◆ Your goal:
Report each line of the material below that contains the word "tube", copying every such line in full.

──────── Recorded data ────────

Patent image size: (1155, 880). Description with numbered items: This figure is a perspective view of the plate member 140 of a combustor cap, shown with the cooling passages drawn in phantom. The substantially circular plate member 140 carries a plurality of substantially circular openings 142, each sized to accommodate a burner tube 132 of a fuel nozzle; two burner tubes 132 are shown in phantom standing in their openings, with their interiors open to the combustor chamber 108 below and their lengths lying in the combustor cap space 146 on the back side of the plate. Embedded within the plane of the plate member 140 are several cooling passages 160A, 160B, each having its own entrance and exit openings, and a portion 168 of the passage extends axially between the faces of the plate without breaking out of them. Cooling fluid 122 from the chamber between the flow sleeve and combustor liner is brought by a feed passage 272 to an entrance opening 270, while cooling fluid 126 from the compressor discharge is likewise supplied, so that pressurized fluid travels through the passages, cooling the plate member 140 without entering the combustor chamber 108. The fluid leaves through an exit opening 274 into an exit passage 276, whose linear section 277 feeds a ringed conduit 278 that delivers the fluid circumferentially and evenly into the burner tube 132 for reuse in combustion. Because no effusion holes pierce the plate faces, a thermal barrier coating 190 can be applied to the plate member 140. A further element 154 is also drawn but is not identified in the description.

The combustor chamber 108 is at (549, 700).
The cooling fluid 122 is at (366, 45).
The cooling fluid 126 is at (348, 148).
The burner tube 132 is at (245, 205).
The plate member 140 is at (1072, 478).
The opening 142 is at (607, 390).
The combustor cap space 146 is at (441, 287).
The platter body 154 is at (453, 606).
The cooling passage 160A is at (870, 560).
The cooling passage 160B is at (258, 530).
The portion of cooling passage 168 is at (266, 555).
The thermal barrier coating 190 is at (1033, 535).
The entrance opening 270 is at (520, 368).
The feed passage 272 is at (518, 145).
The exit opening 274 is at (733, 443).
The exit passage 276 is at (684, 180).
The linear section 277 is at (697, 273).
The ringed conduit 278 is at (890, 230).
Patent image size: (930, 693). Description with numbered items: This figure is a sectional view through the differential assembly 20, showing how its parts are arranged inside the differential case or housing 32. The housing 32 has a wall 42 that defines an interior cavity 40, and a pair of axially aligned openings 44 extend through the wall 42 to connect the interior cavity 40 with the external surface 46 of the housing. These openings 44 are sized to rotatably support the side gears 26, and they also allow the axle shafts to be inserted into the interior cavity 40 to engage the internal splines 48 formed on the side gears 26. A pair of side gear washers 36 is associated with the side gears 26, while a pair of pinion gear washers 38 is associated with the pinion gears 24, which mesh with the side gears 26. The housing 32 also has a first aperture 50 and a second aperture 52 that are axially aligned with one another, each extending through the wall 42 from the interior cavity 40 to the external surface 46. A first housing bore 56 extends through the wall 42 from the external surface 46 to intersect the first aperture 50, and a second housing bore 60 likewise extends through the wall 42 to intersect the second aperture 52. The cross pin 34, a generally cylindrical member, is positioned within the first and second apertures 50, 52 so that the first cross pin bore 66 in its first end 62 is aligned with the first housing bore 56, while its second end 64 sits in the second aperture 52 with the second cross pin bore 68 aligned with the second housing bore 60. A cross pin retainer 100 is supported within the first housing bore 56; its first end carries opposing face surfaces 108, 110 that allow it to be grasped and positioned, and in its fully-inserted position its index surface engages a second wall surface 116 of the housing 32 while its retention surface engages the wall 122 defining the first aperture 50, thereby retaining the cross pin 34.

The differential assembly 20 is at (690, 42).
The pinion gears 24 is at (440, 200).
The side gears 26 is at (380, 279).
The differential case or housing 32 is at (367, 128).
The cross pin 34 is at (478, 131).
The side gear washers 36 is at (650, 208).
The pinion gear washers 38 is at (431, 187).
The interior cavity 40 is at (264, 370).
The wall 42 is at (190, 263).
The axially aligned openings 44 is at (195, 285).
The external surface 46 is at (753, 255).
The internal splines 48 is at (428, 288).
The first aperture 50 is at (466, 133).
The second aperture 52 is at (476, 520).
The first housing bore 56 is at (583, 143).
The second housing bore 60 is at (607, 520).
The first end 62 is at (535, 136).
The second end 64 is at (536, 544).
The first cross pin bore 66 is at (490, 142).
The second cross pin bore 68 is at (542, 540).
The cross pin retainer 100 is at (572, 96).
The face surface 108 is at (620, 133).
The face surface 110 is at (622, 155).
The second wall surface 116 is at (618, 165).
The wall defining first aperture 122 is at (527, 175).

────────

◆ Output of the task:
Patent image size: (1155, 880). Description with numbered items: This figure is a perspective view of the plate member 140 of a combustor cap, shown with the cooling passages drawn in phantom. The substantially circular plate member 140 carries a plurality of substantially circular openings 142, each sized to accommodate a burner tube 132 of a fuel nozzle; two burner tubes 132 are shown in phantom standing in their openings, with their interiors open to the combustor chamber 108 below and their lengths lying in the combustor cap space 146 on the back side of the plate. Embedded within the plane of the plate member 140 are several cooling passages 160A, 160B, each having its own entrance and exit openings, and a portion 168 of the passage extends axially between the faces of the plate without breaking out of them. Cooling fluid 122 from the chamber between the flow sleeve and combustor liner is brought by a feed passage 272 to an entrance opening 270, while cooling fluid 126 from the compressor discharge is likewise supplied, so that pressurized fluid travels through the passages, cooling the plate member 140 without entering the combustor chamber 108. The fluid leaves through an exit opening 274 into an exit passage 276, whose linear section 277 feeds a ringed conduit 278 that delivers the fluid circumferentially and evenly into the burner tube 132 for reuse in combustion. Because no effusion holes pierce the plate faces, a thermal barrier coating 190 can be applied to the plate member 140. A further element 154 is also drawn but is not identified in the description.
The burner tube 132 is at (245, 205).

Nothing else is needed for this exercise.